begin Supplied entries
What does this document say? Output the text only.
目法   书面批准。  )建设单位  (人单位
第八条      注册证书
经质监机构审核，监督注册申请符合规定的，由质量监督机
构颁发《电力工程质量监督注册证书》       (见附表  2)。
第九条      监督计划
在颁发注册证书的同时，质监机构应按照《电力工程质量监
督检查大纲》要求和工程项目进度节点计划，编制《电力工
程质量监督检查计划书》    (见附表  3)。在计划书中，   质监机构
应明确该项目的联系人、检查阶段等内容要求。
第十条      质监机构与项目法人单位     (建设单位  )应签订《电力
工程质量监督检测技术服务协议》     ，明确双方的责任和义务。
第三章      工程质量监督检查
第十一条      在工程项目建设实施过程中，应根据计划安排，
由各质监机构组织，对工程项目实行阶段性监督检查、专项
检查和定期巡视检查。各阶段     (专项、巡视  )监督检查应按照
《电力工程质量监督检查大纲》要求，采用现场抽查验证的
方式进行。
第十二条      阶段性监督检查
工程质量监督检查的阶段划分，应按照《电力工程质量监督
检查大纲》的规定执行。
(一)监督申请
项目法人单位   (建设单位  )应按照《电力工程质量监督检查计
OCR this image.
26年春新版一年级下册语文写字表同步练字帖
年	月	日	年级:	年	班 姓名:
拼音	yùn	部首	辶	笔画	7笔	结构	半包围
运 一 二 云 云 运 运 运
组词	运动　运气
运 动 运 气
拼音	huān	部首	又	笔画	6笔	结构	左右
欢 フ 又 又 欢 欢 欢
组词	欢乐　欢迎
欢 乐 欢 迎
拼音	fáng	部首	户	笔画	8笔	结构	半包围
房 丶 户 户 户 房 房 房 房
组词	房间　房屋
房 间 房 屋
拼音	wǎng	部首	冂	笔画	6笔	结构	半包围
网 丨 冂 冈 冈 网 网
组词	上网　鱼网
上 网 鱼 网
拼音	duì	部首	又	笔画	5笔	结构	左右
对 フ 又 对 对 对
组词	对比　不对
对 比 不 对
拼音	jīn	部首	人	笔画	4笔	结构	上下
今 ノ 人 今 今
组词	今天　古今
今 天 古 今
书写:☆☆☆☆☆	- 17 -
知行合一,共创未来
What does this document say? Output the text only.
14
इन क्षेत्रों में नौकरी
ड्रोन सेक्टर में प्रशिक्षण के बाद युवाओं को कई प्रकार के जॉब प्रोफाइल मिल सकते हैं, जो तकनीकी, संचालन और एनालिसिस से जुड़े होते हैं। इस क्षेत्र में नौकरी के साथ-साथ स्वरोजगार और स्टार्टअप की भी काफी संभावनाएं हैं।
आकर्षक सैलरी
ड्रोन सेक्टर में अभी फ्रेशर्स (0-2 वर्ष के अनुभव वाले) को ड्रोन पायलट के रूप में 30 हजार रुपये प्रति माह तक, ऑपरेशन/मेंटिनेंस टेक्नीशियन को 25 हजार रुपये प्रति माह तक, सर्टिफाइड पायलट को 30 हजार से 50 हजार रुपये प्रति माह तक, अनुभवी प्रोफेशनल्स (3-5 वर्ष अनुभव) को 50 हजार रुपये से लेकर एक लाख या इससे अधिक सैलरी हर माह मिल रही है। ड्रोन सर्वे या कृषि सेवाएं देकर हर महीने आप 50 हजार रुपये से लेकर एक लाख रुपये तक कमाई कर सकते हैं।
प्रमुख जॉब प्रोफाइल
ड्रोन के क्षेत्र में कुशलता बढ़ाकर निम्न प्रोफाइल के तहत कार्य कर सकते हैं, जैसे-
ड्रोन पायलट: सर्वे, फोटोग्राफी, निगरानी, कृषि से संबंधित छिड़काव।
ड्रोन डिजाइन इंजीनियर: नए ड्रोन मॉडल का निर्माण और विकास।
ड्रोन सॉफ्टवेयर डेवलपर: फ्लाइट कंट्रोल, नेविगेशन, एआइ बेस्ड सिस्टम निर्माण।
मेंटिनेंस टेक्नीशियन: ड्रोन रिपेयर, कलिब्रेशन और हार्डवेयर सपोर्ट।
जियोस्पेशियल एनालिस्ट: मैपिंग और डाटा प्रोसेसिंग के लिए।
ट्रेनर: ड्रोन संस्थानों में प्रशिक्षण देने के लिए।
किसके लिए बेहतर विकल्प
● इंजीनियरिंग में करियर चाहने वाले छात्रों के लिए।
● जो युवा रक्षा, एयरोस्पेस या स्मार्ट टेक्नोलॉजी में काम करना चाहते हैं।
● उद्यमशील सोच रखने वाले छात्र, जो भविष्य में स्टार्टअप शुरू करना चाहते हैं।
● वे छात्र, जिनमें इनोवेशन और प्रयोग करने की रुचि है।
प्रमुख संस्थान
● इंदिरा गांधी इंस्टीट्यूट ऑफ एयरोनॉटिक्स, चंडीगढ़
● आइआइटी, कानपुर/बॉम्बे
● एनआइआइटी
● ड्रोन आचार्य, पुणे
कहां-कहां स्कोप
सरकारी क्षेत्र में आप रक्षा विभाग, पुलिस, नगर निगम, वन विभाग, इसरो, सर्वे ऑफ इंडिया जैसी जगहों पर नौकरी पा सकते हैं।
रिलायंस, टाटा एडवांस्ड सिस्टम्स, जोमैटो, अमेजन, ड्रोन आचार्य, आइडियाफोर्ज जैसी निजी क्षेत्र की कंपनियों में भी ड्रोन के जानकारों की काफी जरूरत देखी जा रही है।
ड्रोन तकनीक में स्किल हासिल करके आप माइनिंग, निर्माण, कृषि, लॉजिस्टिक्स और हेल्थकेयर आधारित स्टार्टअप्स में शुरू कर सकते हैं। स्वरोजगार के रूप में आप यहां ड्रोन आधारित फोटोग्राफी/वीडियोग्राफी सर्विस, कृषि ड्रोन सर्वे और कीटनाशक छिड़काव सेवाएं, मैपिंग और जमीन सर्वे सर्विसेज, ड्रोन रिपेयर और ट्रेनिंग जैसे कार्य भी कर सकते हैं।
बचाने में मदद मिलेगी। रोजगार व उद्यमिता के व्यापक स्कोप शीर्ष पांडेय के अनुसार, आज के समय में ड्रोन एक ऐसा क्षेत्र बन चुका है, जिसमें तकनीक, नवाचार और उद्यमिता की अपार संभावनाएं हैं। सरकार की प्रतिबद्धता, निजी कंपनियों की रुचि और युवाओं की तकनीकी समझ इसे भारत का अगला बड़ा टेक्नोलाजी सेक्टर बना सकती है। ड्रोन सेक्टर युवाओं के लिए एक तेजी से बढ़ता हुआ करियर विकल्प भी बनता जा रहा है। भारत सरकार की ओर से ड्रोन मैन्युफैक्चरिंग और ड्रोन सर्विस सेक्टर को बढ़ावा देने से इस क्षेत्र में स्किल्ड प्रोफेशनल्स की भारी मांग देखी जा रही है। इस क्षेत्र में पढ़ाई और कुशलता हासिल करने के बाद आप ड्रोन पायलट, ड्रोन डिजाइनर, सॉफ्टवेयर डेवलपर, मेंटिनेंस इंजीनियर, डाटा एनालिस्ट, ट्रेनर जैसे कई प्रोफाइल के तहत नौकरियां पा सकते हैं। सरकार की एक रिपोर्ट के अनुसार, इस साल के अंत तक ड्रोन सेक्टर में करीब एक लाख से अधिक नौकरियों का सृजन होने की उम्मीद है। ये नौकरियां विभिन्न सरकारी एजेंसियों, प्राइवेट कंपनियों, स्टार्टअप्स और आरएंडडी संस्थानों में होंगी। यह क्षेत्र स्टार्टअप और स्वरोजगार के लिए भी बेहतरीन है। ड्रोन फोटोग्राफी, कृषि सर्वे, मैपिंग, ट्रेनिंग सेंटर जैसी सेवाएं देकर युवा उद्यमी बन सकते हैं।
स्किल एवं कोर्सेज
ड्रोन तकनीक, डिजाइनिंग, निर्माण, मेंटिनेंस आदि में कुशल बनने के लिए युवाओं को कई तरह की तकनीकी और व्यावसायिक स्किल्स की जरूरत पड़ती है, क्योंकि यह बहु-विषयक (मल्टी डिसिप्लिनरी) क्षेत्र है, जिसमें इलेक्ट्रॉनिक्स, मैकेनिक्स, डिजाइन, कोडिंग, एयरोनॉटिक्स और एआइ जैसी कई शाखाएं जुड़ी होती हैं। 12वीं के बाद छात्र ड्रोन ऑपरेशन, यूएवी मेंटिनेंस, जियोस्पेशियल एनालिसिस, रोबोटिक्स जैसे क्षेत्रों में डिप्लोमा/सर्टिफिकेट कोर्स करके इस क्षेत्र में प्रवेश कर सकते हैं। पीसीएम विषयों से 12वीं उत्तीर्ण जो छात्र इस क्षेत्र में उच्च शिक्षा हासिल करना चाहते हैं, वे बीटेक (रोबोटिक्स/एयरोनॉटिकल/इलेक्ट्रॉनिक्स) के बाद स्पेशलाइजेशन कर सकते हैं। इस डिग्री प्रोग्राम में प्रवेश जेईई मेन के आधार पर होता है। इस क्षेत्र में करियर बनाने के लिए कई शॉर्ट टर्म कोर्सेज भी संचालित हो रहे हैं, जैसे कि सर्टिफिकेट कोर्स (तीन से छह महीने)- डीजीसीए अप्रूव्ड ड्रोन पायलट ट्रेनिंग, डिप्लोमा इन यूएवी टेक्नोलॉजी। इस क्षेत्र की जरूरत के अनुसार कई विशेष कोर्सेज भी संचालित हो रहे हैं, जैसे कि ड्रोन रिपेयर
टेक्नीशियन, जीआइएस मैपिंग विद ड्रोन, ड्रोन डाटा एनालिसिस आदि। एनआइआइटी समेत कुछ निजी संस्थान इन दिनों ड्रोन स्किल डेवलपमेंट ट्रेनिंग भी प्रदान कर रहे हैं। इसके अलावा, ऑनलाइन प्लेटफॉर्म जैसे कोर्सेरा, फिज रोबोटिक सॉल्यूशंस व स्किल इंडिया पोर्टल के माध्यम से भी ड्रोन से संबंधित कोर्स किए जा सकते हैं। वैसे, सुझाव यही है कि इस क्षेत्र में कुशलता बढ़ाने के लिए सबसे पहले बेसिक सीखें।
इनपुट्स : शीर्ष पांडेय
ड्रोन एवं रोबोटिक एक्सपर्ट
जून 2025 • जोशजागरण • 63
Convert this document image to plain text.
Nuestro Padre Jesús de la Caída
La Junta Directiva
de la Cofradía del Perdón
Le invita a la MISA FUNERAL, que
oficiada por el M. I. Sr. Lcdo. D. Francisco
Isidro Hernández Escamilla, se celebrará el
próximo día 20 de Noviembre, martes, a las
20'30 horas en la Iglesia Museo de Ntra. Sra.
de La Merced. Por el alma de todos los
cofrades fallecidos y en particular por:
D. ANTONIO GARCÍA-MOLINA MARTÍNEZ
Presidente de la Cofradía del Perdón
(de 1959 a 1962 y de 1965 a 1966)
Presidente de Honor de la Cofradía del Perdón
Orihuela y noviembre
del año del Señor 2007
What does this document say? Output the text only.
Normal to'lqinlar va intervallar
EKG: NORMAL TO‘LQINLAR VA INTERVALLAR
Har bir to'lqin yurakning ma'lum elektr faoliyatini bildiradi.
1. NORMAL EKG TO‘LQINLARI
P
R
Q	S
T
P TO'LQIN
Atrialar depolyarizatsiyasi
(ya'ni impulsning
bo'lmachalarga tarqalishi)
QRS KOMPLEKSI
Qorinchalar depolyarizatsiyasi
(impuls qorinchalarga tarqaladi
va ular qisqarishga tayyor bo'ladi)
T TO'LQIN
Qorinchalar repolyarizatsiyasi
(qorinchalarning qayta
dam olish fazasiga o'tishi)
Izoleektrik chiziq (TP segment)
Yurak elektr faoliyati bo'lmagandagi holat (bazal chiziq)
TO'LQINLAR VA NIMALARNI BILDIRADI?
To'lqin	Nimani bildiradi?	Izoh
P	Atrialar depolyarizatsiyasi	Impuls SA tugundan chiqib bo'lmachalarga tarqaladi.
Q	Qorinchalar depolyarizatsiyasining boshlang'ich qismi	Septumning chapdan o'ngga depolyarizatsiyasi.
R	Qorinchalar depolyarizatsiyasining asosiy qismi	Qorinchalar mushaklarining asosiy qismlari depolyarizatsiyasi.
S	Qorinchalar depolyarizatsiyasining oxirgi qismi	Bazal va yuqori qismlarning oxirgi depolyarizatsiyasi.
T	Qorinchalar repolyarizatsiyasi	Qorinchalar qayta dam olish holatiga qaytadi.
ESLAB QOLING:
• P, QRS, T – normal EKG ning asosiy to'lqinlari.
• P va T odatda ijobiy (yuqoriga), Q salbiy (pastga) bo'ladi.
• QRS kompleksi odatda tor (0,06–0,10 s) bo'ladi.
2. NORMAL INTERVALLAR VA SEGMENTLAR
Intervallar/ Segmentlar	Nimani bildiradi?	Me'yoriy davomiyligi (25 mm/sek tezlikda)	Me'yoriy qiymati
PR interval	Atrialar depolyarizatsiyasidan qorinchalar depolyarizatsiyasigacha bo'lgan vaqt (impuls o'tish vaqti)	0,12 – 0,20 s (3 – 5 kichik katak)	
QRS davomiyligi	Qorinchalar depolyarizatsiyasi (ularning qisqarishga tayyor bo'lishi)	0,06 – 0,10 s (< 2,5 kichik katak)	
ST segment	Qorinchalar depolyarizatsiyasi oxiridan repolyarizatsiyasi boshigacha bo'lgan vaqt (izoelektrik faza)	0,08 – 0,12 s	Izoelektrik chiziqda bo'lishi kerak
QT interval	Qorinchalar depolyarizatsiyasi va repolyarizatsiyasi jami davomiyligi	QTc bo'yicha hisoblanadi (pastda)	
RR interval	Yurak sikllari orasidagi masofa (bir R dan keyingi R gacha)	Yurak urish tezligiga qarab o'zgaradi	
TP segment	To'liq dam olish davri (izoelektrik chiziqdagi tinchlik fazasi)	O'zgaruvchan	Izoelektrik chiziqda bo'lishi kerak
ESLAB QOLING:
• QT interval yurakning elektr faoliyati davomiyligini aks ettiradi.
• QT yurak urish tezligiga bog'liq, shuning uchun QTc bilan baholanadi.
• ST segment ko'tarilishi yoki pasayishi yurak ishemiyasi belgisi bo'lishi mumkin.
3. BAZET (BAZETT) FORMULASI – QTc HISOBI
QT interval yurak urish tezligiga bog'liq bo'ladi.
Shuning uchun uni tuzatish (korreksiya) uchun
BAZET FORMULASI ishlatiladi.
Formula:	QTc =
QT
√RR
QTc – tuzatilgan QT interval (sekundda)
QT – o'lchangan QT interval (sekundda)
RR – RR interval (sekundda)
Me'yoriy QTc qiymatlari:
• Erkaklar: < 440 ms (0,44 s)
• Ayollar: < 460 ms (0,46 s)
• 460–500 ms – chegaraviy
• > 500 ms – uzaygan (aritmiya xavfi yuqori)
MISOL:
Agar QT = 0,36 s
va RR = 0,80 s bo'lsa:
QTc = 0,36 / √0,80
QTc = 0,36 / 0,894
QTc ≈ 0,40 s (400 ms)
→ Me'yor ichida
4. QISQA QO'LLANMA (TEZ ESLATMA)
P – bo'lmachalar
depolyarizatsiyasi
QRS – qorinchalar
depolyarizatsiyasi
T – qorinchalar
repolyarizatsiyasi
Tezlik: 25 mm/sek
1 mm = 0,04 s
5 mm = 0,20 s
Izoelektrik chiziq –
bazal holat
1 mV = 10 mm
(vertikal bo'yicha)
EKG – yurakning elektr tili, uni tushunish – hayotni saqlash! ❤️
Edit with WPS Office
end Supplied entries
Work to be completed >> Show the lines of the data that hold the word "tayyor".

Task result >>
va ular qisqarishga tayyor bo'ladi)
QRS davomiyligi	Qorinchalar depolyarizatsiyasi (ularning qisqarishga tayyor bo'lishi)	0,06 – 0,10 s (< 2,5 kichik katak)	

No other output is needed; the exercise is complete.